Article →
-*-

“Faith is a living, bold trust in God’s grace,
so certain of God’s favour that it would risk death a thousand times trusting
in it. Such confidence and knowledge of God’s grace makes you happy, joyful and
bold in your relationship to God and all creatures.”
—Martin Luther (1483–1546)
Faith and works, according to
Martin Luther, a pillar of the Reformation, are so implicit of the true
believer’s modus operandi that they cannot but love. This is a radical concept.
This faith can only be lived, not discussed or written about (please forgive me for writing
about it) or pondered... it has to find traction within the lives of real
people and real situations.
Faith must give itself away. It
throws itself into the life of living so as to avidly perceive needs and it
fulfils them. While others are busy standing around and talking, wanting to
make themselves look good, faith has already plunged into the situational mix
and has discerned what is necessary. It does it.
This picture of Faith is the image
Martin Luther describes in his introduction to Paul’s letter to the Romans.
Faith and works, thus, are indivisible in the manner that faith cannot be faith
without works.
Faith operates by love, full of
hope, and love is always action-oriented. Any time we love by giving ourselves
away graciously we are working in faith.

-*-

[Stored data entries]
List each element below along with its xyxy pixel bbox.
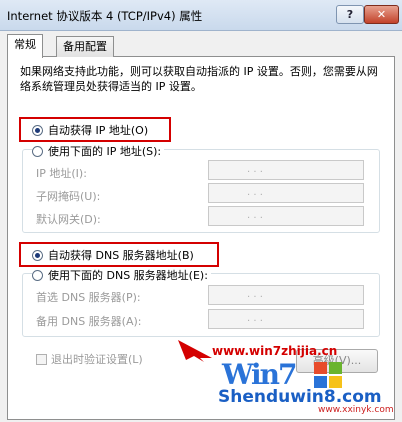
ip-address-dots: . . . [247, 164, 263, 175]
default-gateway-label: 默认网关(D): [36, 213, 101, 226]
radio-manual-ip[interactable]: 使用下面的 IP 地址(S): [32, 143, 165, 159]
alternate-dns-label: 备用 DNS 服务器(A): [36, 315, 142, 328]
radio-manual-dns[interactable]: 使用下面的 DNS 服务器地址(E): [32, 267, 211, 283]
preferred-dns-dots: . . . [247, 289, 263, 300]
tab-alternate-config[interactable]: 备用配置 [56, 36, 114, 57]
radio-manual-ip-dot [32, 145, 43, 157]
watermark-sub-url: www.xxinyk.com [318, 405, 394, 415]
default-gateway-dots: . . . [247, 210, 263, 221]
radio-manual-ip-label: 使用下面的 IP 地址(S): [48, 145, 162, 158]
validate-checkbox-box [36, 353, 47, 365]
preferred-dns-field: . . . [208, 285, 364, 305]
alternate-dns-dots: . . . [247, 313, 263, 324]
watermark-arrow-icon [178, 340, 212, 362]
alternate-dns-field: . . . [208, 309, 364, 329]
ip-address-label: IP 地址(I): [36, 167, 87, 180]
highlight-box-ip [19, 117, 171, 142]
radio-manual-dns-dot [32, 269, 43, 281]
ip-address-field: . . . [208, 160, 364, 180]
validate-on-exit-checkbox[interactable]: 退出时验证设置(L) [36, 351, 143, 367]
preferred-dns-label: 首选 DNS 服务器(P): [36, 291, 141, 304]
tab-general[interactable]: 常规 [7, 34, 43, 58]
watermark-brand: Shenduwin8.com [218, 387, 382, 407]
close-button[interactable]: ✕ [364, 5, 399, 24]
help-button[interactable]: ? [336, 5, 364, 24]
title-bar: Internet 协议版本 4 (TCP/IPv4) 属性 ? ✕ [0, 0, 402, 31]
default-gateway-field: . . . [208, 206, 364, 226]
validate-checkbox-label: 退出时验证设置(L) [51, 353, 143, 366]
windows-flag-icon [314, 362, 342, 388]
watermark-url: www.win7zhijia.cn [212, 344, 338, 358]
subnet-mask-label: 子网掩码(U): [36, 190, 101, 203]
radio-manual-dns-label: 使用下面的 DNS 服务器地址(E): [48, 269, 208, 282]
window-title: Internet 协议版本 4 (TCP/IPv4) 属性 [7, 9, 203, 23]
subnet-mask-dots: . . . [247, 187, 263, 198]
subnet-mask-field: . . . [208, 183, 364, 203]
description-text: 如果网络支持此功能，则可以获取自动指派的 IP 设置。否则，您需要从网络系统管理… [20, 65, 378, 93]
highlight-box-dns [19, 242, 219, 267]
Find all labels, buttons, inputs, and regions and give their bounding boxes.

-*-

Exercise set →
a – Rewrite the passage on faith and works starting at "Faith and works, according" and ending at "and real situations.", substituting "daring idea" for "radical concept".
b – Pick up the passage on faith and works after its last sentence and continue it.

Responses per task →
a –
Faith and works, according to
Martin Luther, a pillar of the Reformation, are so implicit of the true
believer’s modus operandi that they cannot but love. This is a daring idea.
This faith can only be lived, not discussed or written about (please forgive me for writing
about it) or pondered... it has to find traction within the lives of real
people and real situations.

b –
The Coherence of Faith and Works
Works can occur without faith but
faith cannot occur without works.
Every believer has presumably run
ahead of God and engaged in works that were faithless. That is, we have
operated under the guise of love without the purity of love energising our
works. Evidence of faithless works is complaint in the mode of delivering those
works, where love would have no conception at all of complaint. Faithlessness
looks for acknowledgement, for recognition. Faith looks for no such thing.
Faith runs ahead of the flesh and
it gives without thought of recompense.
Faith is thrilled with the idea of
grace—the very fact that life presents with limitless opportunities to bay in
the Presence of God within loving human interactions. These opportunities for
loving human interactions compel the person with faith to work joyfully,
without regard for the menial realities comprising the work.
Faith has no self-interest. The
person presenting faithfully has their heart right for God. Rather than keep
themselves, they give away whatever they have to reasonably give of themselves.
Faith must operate via works and
is visible by works,
implicitly loving, but works alone—without faith—are a blight on the ‘dreamer’
(as Martin Luther describes the works merchant) and an offence against God’s
grace.
Truly, works can occur without
faith but faith cannot occur without works. These faith-held works are love
offerings of hope-ventured action—for want of no return.
© 2012 S. J. Wickham.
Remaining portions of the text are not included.